Records from a collection of figures:
########################################

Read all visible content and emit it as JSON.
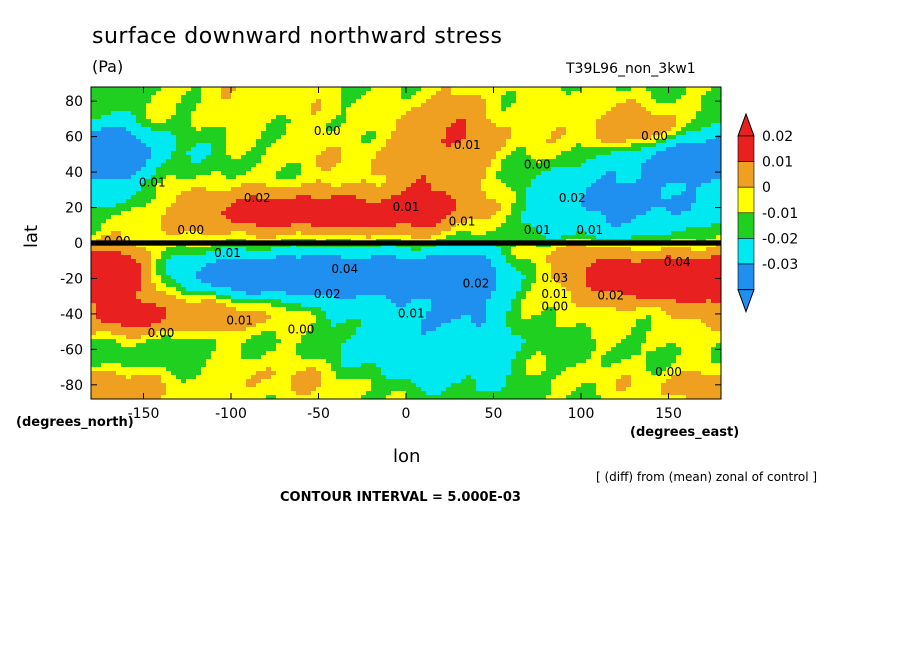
{
  "chart_data": {
    "type": "heatmap",
    "title": "surface downward northward stress",
    "units": "(Pa)",
    "run_label": "T39L96_non_3kw1",
    "xlabel": "lon",
    "ylabel": "lat",
    "x_unit_label": "(degrees_east)",
    "y_unit_label": "(degrees_north)",
    "xlim": [
      -180,
      180
    ],
    "ylim": [
      -88,
      88
    ],
    "x_ticks": [
      -150,
      -100,
      -50,
      0,
      50,
      100,
      150
    ],
    "y_ticks": [
      80,
      60,
      40,
      20,
      0,
      -20,
      -40,
      -60,
      -80
    ],
    "note": "[ (diff) from (mean) zonal of control ]",
    "contour_interval_text": "CONTOUR INTERVAL = 5.000E-03",
    "contour_interval": 0.005,
    "colorbar": {
      "labels": [
        "0.02",
        "0.01",
        "0",
        "-0.01",
        "-0.02",
        "-0.03"
      ],
      "bands": [
        {
          "range": [
            0.015,
            0.03
          ],
          "color": "#e82020"
        },
        {
          "range": [
            0.005,
            0.015
          ],
          "color": "#f0a020"
        },
        {
          "range": [
            0.0,
            0.005
          ],
          "color": "#ffff00"
        },
        {
          "range": [
            -0.005,
            0.0
          ],
          "color": "#20d020"
        },
        {
          "range": [
            -0.015,
            -0.005
          ],
          "color": "#00e8f0"
        },
        {
          "range": [
            -0.03,
            -0.015
          ],
          "color": "#2090f0"
        }
      ]
    },
    "contour_labels": [
      {
        "lon": -45,
        "lat": 61,
        "text": "0.00"
      },
      {
        "lon": 35,
        "lat": 53,
        "text": "0.01"
      },
      {
        "lon": 75,
        "lat": 42,
        "text": "0.00"
      },
      {
        "lon": 142,
        "lat": 58,
        "text": "0.00"
      },
      {
        "lon": -145,
        "lat": 32,
        "text": "0.01"
      },
      {
        "lon": -85,
        "lat": 23,
        "text": "0.02"
      },
      {
        "lon": 0,
        "lat": 18,
        "text": "0.01"
      },
      {
        "lon": 32,
        "lat": 10,
        "text": "0.01"
      },
      {
        "lon": 95,
        "lat": 23,
        "text": "0.02"
      },
      {
        "lon": -165,
        "lat": -1,
        "text": "0.00"
      },
      {
        "lon": -123,
        "lat": 5,
        "text": "0.00"
      },
      {
        "lon": 75,
        "lat": 5,
        "text": "0.01"
      },
      {
        "lon": 105,
        "lat": 5,
        "text": "0.01"
      },
      {
        "lon": -102,
        "lat": -8,
        "text": "0.01"
      },
      {
        "lon": -35,
        "lat": -17,
        "text": "0.04"
      },
      {
        "lon": 40,
        "lat": -25,
        "text": "0.02"
      },
      {
        "lon": -45,
        "lat": -31,
        "text": "0.02"
      },
      {
        "lon": -95,
        "lat": -46,
        "text": "0.01"
      },
      {
        "lon": -60,
        "lat": -51,
        "text": "0.00"
      },
      {
        "lon": 3,
        "lat": -42,
        "text": "0.01"
      },
      {
        "lon": -140,
        "lat": -53,
        "text": "0.00"
      },
      {
        "lon": 85,
        "lat": -22,
        "text": "0.03"
      },
      {
        "lon": 85,
        "lat": -31,
        "text": "0.01"
      },
      {
        "lon": 85,
        "lat": -38,
        "text": "0.00"
      },
      {
        "lon": 117,
        "lat": -32,
        "text": "0.02"
      },
      {
        "lon": 155,
        "lat": -13,
        "text": "0.04"
      },
      {
        "lon": 150,
        "lat": -75,
        "text": "0.00"
      }
    ]
  }
}
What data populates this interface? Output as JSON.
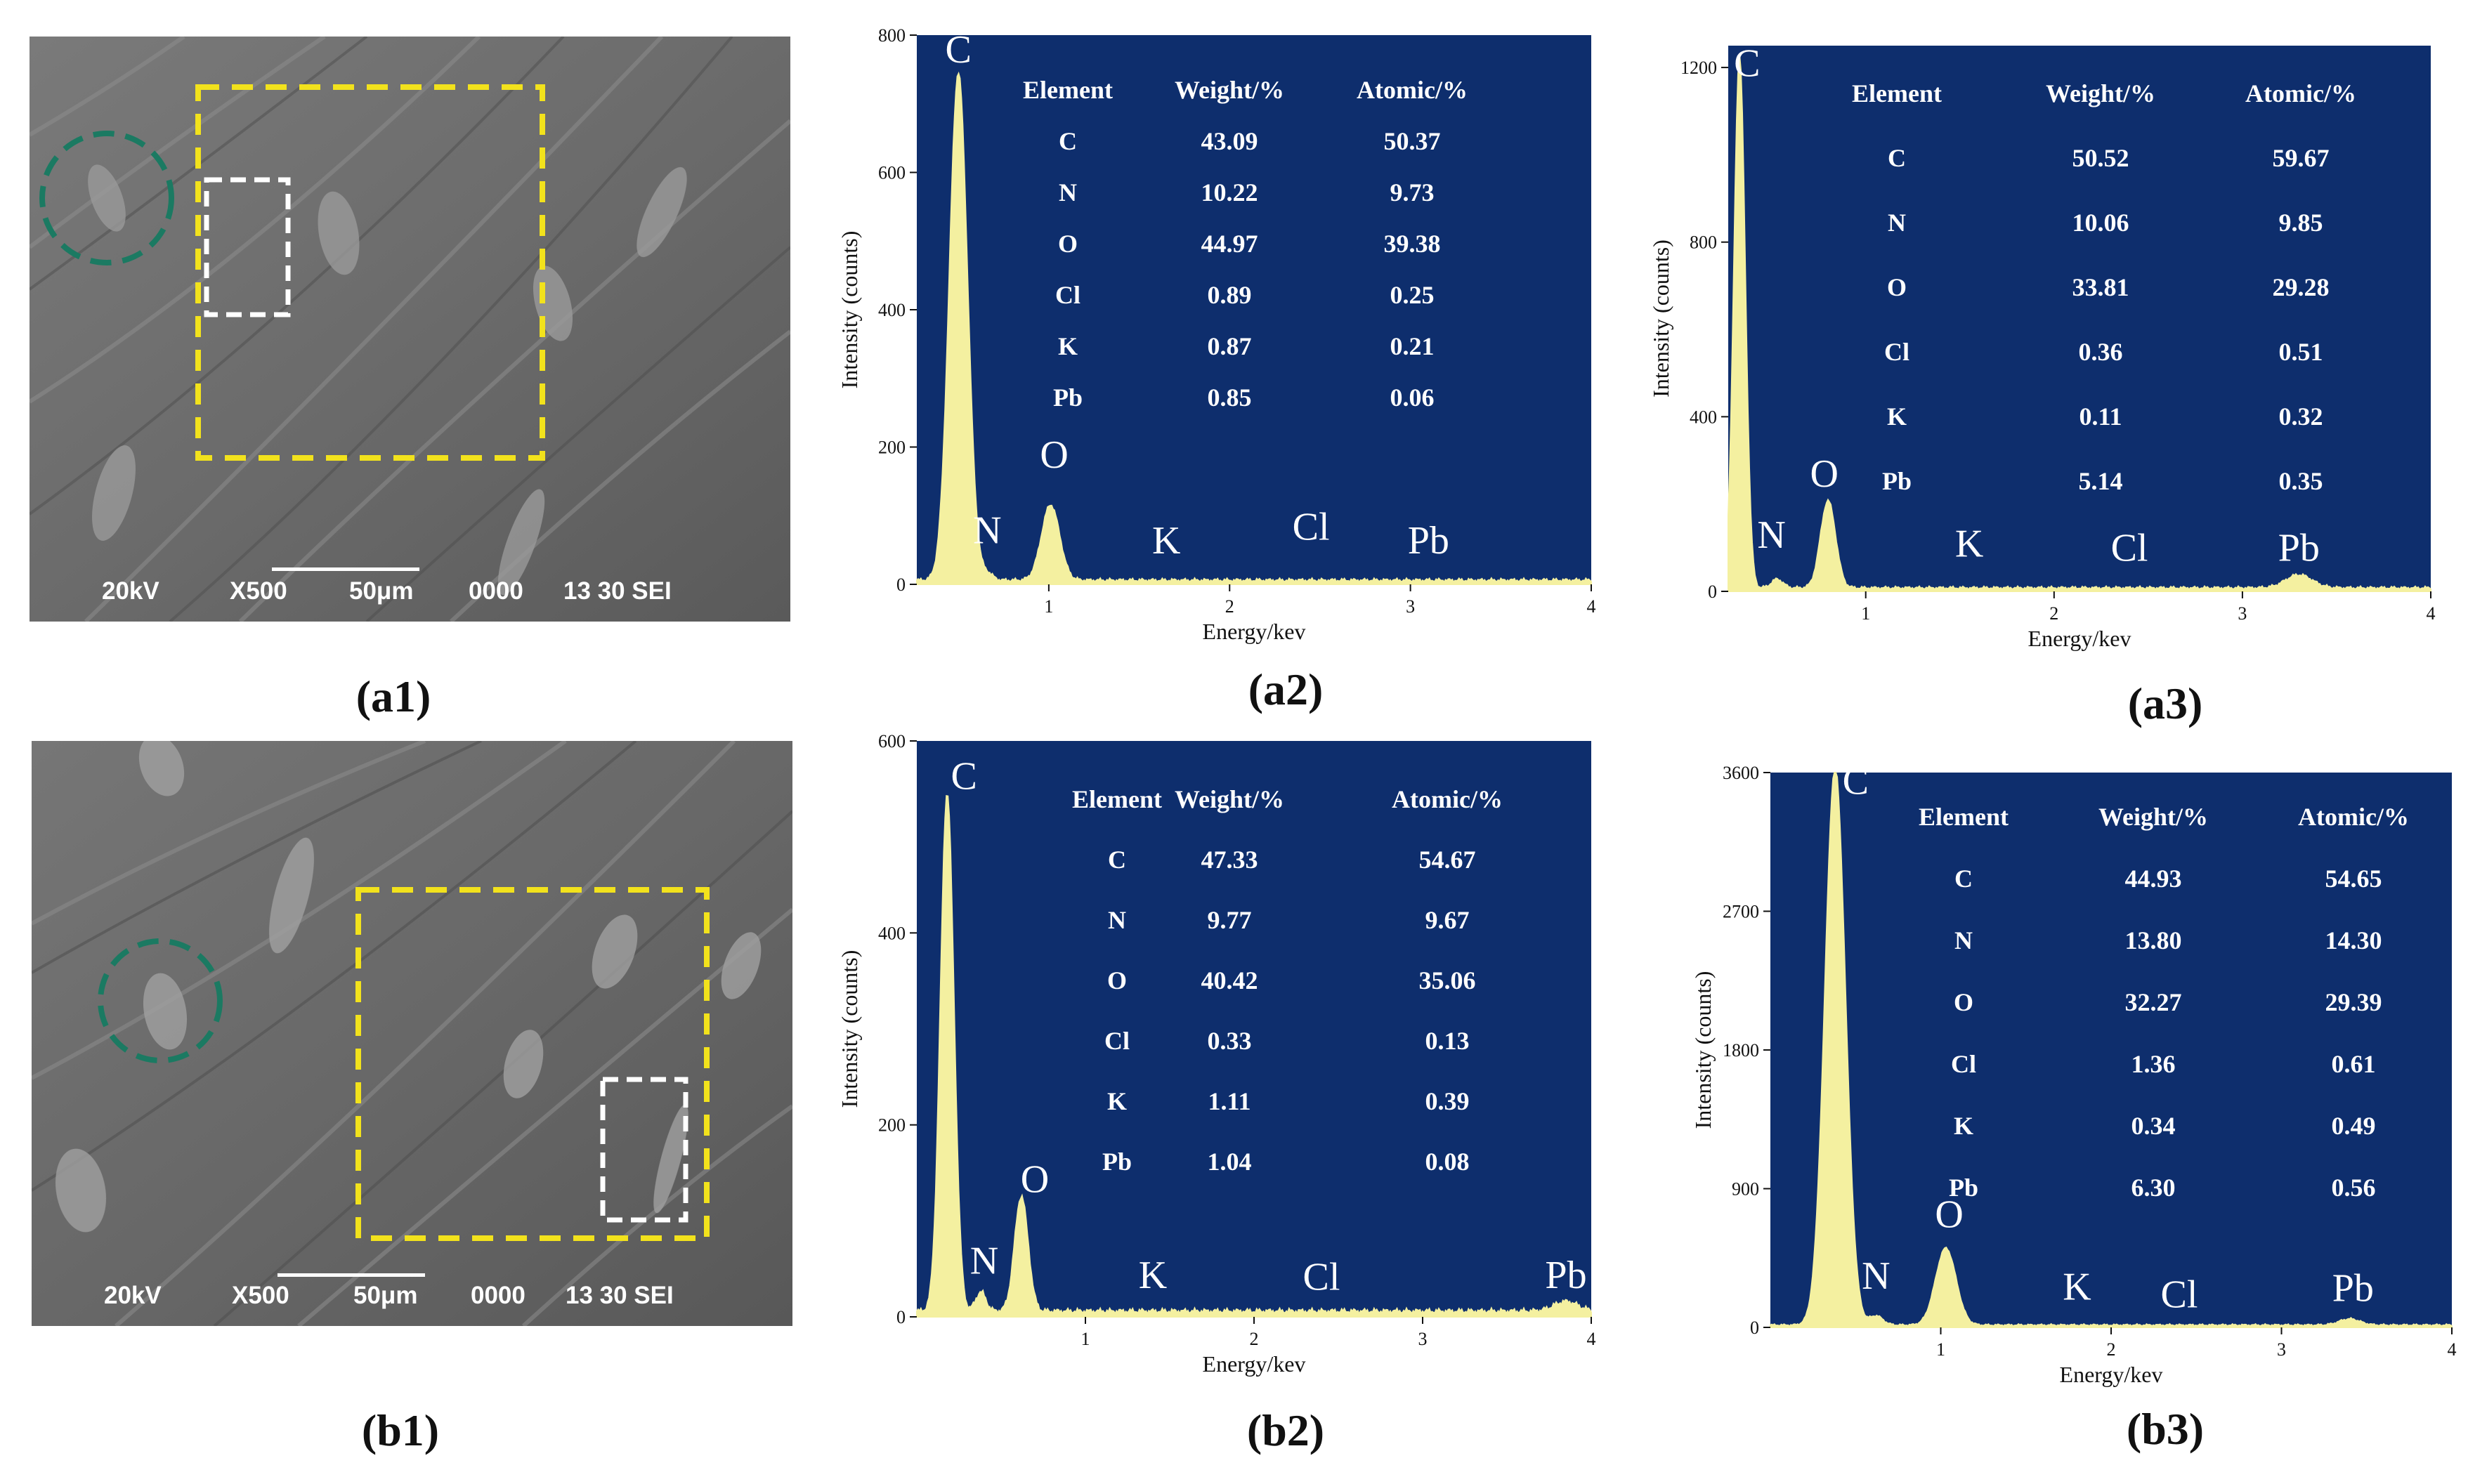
{
  "figure": {
    "panel_labels": {
      "a1": "(a1)",
      "a2": "(a2)",
      "a3": "(a3)",
      "b1": "(b1)",
      "b2": "(b2)",
      "b3": "(b3)"
    }
  },
  "sem_images": [
    {
      "id": "a1",
      "info": {
        "kv": "20kV",
        "mag": "X500",
        "scale": "50μm",
        "code": "0000",
        "extra": "13 30 SEI"
      }
    },
    {
      "id": "b1",
      "info": {
        "kv": "20kV",
        "mag": "X500",
        "scale": "50μm",
        "code": "0000",
        "extra": "13 30 SEI"
      }
    }
  ],
  "colors": {
    "plot_bg": "#0e2e6d",
    "spectrum": "#f4f0a0",
    "highlight_box": "#f2e21c",
    "detail_box": "#ffffff",
    "circle": "#1b7a62"
  },
  "chart_data": [
    {
      "id": "a2",
      "type": "area",
      "xlabel": "Energy/kev",
      "ylabel": "Intensity (counts)",
      "xlim": [
        0.27,
        4.0
      ],
      "ylim": [
        0,
        800
      ],
      "xticks": [
        1,
        2,
        3,
        4
      ],
      "yticks": [
        0,
        200,
        400,
        600,
        800
      ],
      "peaks": [
        {
          "element": "C",
          "energy": 0.5,
          "counts": 740,
          "width": 0.05,
          "label_x": 0.5,
          "label_y": 760
        },
        {
          "element": "N",
          "energy": 0.66,
          "counts": 10,
          "width": 0.03,
          "label_x": 0.66,
          "label_y": 60
        },
        {
          "element": "O",
          "energy": 1.01,
          "counts": 110,
          "width": 0.05,
          "label_x": 1.03,
          "label_y": 170
        },
        {
          "element": "K",
          "energy": 1.7,
          "counts": 0,
          "width": 0.03,
          "label_x": 1.65,
          "label_y": 45
        },
        {
          "element": "Cl",
          "energy": 2.45,
          "counts": 0,
          "width": 0.03,
          "label_x": 2.45,
          "label_y": 65
        },
        {
          "element": "Pb",
          "energy": 3.15,
          "counts": 0,
          "width": 0.05,
          "label_x": 3.1,
          "label_y": 45
        }
      ],
      "baseline": 6,
      "table": {
        "headers": [
          "Element",
          "Weight/%",
          "Atomic/%"
        ],
        "rows": [
          [
            "C",
            "43.09",
            "50.37"
          ],
          [
            "N",
            "10.22",
            "9.73"
          ],
          [
            "O",
            "44.97",
            "39.38"
          ],
          [
            "Cl",
            "0.89",
            "0.25"
          ],
          [
            "K",
            "0.87",
            "0.21"
          ],
          [
            "Pb",
            "0.85",
            "0.06"
          ]
        ]
      }
    },
    {
      "id": "a3",
      "type": "area",
      "xlabel": "Energy/kev",
      "ylabel": "Intensity (counts)",
      "xlim": [
        0.27,
        4.0
      ],
      "ylim": [
        0,
        1250
      ],
      "xticks": [
        1,
        2,
        3,
        4
      ],
      "yticks": [
        0,
        400,
        800,
        1200
      ],
      "peaks": [
        {
          "element": "C",
          "energy": 0.33,
          "counts": 1220,
          "width": 0.03,
          "label_x": 0.37,
          "label_y": 1180
        },
        {
          "element": "N",
          "energy": 0.53,
          "counts": 20,
          "width": 0.03,
          "label_x": 0.5,
          "label_y": 100
        },
        {
          "element": "O",
          "energy": 0.8,
          "counts": 200,
          "width": 0.04,
          "label_x": 0.78,
          "label_y": 240
        },
        {
          "element": "K",
          "energy": 1.6,
          "counts": 0,
          "width": 0.03,
          "label_x": 1.55,
          "label_y": 80
        },
        {
          "element": "Cl",
          "energy": 2.3,
          "counts": 0,
          "width": 0.03,
          "label_x": 2.4,
          "label_y": 70
        },
        {
          "element": "Pb",
          "energy": 3.3,
          "counts": 30,
          "width": 0.07,
          "label_x": 3.3,
          "label_y": 70
        }
      ],
      "baseline": 8,
      "table": {
        "headers": [
          "Element",
          "Weight/%",
          "Atomic/%"
        ],
        "rows": [
          [
            "C",
            "50.52",
            "59.67"
          ],
          [
            "N",
            "10.06",
            "9.85"
          ],
          [
            "O",
            "33.81",
            "29.28"
          ],
          [
            "Cl",
            "0.36",
            "0.51"
          ],
          [
            "K",
            "0.11",
            "0.32"
          ],
          [
            "Pb",
            "5.14",
            "0.35"
          ]
        ]
      }
    },
    {
      "id": "b2",
      "type": "area",
      "xlabel": "Energy/kev",
      "ylabel": "Intensity (counts)",
      "xlim": [
        0.0,
        4.0
      ],
      "ylim": [
        0,
        600
      ],
      "xticks": [
        1,
        2,
        3,
        4
      ],
      "yticks": [
        0,
        200,
        400,
        600
      ],
      "peaks": [
        {
          "element": "C",
          "energy": 0.18,
          "counts": 540,
          "width": 0.04,
          "label_x": 0.28,
          "label_y": 550
        },
        {
          "element": "N",
          "energy": 0.38,
          "counts": 20,
          "width": 0.03,
          "label_x": 0.4,
          "label_y": 45
        },
        {
          "element": "O",
          "energy": 0.62,
          "counts": 120,
          "width": 0.04,
          "label_x": 0.7,
          "label_y": 130
        },
        {
          "element": "K",
          "energy": 1.3,
          "counts": 0,
          "width": 0.03,
          "label_x": 1.4,
          "label_y": 30
        },
        {
          "element": "Cl",
          "energy": 2.2,
          "counts": 0,
          "width": 0.03,
          "label_x": 2.4,
          "label_y": 28
        },
        {
          "element": "Pb",
          "energy": 3.85,
          "counts": 10,
          "width": 0.07,
          "label_x": 3.85,
          "label_y": 30
        }
      ],
      "baseline": 6,
      "table": {
        "headers": [
          "Element",
          "Weight/%",
          "Atomic/%"
        ],
        "rows": [
          [
            "C",
            "47.33",
            "54.67"
          ],
          [
            "N",
            "9.77",
            "9.67"
          ],
          [
            "O",
            "40.42",
            "35.06"
          ],
          [
            "Cl",
            "0.33",
            "0.13"
          ],
          [
            "K",
            "1.11",
            "0.39"
          ],
          [
            "Pb",
            "1.04",
            "0.08"
          ]
        ]
      }
    },
    {
      "id": "b3",
      "type": "area",
      "xlabel": "Energy/kev",
      "ylabel": "Intensity (counts)",
      "xlim": [
        0.0,
        4.0
      ],
      "ylim": [
        0,
        3600
      ],
      "xticks": [
        1,
        2,
        3,
        4
      ],
      "yticks": [
        0,
        900,
        1800,
        2700,
        3600
      ],
      "peaks": [
        {
          "element": "C",
          "energy": 0.38,
          "counts": 3620,
          "width": 0.06,
          "label_x": 0.5,
          "label_y": 3460
        },
        {
          "element": "N",
          "energy": 0.62,
          "counts": 60,
          "width": 0.04,
          "label_x": 0.62,
          "label_y": 250
        },
        {
          "element": "O",
          "energy": 1.03,
          "counts": 500,
          "width": 0.06,
          "label_x": 1.05,
          "label_y": 650
        },
        {
          "element": "K",
          "energy": 1.7,
          "counts": 0,
          "width": 0.03,
          "label_x": 1.8,
          "label_y": 180
        },
        {
          "element": "Cl",
          "energy": 2.3,
          "counts": 0,
          "width": 0.03,
          "label_x": 2.4,
          "label_y": 130
        },
        {
          "element": "Pb",
          "energy": 3.4,
          "counts": 40,
          "width": 0.06,
          "label_x": 3.42,
          "label_y": 170
        }
      ],
      "baseline": 15,
      "table": {
        "headers": [
          "Element",
          "Weight/%",
          "Atomic/%"
        ],
        "rows": [
          [
            "C",
            "44.93",
            "54.65"
          ],
          [
            "N",
            "13.80",
            "14.30"
          ],
          [
            "O",
            "32.27",
            "29.39"
          ],
          [
            "Cl",
            "1.36",
            "0.61"
          ],
          [
            "K",
            "0.34",
            "0.49"
          ],
          [
            "Pb",
            "6.30",
            "0.56"
          ]
        ]
      }
    }
  ]
}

########################################

## Given request
Extract every line from the records above that contains the word "JSON".

## Solution to the problem
Read all visible content and emit it as JSON.
What data populates this interface? Output as JSON.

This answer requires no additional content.